◆ **What this task involves**
Go through the entries below and copy each line containing the word "name".

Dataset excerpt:
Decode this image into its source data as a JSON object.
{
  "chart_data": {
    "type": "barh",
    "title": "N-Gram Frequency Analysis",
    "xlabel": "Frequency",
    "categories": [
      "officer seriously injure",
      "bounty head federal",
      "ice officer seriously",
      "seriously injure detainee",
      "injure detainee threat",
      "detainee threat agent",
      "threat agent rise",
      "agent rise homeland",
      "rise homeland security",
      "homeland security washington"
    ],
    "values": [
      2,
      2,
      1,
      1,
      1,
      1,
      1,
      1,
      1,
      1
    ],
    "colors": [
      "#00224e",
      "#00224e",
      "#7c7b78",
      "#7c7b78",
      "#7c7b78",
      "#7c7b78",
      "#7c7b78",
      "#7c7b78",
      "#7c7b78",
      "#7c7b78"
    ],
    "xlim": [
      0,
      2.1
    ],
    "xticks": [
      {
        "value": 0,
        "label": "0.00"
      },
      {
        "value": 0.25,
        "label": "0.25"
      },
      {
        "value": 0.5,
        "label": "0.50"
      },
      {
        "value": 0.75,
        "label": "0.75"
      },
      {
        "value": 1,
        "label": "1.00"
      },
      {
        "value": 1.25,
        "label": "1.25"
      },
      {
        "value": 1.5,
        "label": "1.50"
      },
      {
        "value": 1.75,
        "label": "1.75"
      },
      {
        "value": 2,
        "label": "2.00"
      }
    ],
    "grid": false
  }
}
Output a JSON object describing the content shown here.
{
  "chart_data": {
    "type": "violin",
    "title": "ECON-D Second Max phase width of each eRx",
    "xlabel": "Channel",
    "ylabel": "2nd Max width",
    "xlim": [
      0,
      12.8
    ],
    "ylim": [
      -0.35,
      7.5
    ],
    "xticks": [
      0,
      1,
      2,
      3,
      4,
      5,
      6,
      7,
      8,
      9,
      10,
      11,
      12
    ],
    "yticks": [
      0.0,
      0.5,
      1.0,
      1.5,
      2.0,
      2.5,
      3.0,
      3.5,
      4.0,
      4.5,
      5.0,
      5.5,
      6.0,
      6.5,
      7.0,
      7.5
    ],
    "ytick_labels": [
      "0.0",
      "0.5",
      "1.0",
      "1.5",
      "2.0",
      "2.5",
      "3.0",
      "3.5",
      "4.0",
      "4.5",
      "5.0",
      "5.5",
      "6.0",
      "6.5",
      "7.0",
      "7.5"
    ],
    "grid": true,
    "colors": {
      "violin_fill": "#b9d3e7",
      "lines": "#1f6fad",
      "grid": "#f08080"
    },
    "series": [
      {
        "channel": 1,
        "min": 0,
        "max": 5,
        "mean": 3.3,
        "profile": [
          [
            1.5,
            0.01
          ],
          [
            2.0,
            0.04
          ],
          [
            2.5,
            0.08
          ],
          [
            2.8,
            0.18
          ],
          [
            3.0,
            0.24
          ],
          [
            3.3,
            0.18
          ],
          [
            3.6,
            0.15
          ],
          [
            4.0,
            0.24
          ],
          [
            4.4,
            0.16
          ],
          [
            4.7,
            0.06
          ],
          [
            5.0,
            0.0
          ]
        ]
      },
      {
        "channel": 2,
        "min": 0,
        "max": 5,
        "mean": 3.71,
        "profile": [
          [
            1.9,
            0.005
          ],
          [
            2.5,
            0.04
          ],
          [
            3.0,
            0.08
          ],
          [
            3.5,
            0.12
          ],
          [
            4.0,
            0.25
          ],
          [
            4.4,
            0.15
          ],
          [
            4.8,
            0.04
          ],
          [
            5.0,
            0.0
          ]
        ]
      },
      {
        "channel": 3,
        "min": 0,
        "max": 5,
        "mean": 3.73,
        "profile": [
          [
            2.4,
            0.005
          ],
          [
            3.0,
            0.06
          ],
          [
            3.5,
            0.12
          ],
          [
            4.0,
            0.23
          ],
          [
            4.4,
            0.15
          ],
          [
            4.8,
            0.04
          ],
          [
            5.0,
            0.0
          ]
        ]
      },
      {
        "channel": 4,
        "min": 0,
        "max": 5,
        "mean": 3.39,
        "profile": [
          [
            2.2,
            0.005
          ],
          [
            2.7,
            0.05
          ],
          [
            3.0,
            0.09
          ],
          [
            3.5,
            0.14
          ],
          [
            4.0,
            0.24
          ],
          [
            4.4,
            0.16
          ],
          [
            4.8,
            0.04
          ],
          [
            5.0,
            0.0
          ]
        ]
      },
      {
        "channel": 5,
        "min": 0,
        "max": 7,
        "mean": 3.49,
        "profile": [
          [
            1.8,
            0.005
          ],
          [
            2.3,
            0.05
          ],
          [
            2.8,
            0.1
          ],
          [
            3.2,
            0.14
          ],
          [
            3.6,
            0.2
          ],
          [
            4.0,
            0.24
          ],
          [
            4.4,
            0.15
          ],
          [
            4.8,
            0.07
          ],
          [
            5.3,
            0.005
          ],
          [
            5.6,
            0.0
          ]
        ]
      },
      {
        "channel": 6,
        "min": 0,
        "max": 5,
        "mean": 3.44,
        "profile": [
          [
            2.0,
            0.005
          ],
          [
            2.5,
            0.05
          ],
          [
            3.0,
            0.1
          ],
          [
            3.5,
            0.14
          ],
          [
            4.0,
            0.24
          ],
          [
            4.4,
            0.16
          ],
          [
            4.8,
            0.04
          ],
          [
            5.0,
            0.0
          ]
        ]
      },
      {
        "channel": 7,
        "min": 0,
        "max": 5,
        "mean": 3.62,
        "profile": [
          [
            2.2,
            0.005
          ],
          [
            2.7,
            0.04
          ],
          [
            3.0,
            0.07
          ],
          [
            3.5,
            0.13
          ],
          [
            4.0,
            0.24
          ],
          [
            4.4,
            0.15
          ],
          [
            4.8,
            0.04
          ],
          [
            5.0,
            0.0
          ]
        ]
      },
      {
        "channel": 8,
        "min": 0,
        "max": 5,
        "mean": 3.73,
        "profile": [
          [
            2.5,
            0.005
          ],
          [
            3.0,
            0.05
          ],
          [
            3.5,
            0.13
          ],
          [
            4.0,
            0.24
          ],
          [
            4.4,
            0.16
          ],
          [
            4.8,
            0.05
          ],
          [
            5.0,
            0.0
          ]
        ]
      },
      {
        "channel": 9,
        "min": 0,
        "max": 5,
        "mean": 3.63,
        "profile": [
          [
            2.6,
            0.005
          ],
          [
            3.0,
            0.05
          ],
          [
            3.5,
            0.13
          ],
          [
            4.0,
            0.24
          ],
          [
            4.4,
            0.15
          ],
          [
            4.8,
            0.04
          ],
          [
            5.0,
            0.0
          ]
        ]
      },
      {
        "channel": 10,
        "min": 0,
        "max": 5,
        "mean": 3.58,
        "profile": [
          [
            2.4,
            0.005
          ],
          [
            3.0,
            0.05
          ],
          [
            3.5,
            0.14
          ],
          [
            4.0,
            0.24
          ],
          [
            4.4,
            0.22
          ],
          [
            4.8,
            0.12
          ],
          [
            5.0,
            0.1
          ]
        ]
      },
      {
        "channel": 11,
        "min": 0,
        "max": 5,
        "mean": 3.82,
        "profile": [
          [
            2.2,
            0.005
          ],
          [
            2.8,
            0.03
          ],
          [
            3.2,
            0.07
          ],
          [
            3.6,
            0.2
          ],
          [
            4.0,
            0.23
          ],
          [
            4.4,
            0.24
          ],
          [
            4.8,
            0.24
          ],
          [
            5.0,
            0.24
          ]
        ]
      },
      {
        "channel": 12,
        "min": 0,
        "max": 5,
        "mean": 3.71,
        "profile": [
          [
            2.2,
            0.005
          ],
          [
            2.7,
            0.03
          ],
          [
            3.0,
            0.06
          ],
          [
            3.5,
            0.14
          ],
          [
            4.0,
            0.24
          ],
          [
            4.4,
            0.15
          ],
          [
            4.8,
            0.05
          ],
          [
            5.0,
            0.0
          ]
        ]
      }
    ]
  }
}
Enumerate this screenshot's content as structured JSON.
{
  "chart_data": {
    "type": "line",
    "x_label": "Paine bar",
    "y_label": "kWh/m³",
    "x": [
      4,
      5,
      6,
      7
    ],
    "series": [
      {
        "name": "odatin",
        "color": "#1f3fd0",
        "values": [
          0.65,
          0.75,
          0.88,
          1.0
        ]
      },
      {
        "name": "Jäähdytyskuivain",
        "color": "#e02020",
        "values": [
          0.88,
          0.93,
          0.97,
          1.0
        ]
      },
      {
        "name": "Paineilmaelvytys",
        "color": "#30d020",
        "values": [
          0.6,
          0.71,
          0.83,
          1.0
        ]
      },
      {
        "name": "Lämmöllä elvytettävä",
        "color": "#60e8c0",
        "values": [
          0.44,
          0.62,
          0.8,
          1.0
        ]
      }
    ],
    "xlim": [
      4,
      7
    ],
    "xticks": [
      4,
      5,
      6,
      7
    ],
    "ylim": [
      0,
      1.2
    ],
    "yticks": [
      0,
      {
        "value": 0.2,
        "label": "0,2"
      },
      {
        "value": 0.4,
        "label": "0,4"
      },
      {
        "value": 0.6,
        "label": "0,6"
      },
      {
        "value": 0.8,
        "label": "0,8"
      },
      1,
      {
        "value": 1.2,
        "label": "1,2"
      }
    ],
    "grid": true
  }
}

◆ **Result of the task**
        "name": "odatin",
        "name": "Jäähdytyskuivain",
        "name": "Paineilmaelvytys",
        "name": "Lämmöllä elvytettävä",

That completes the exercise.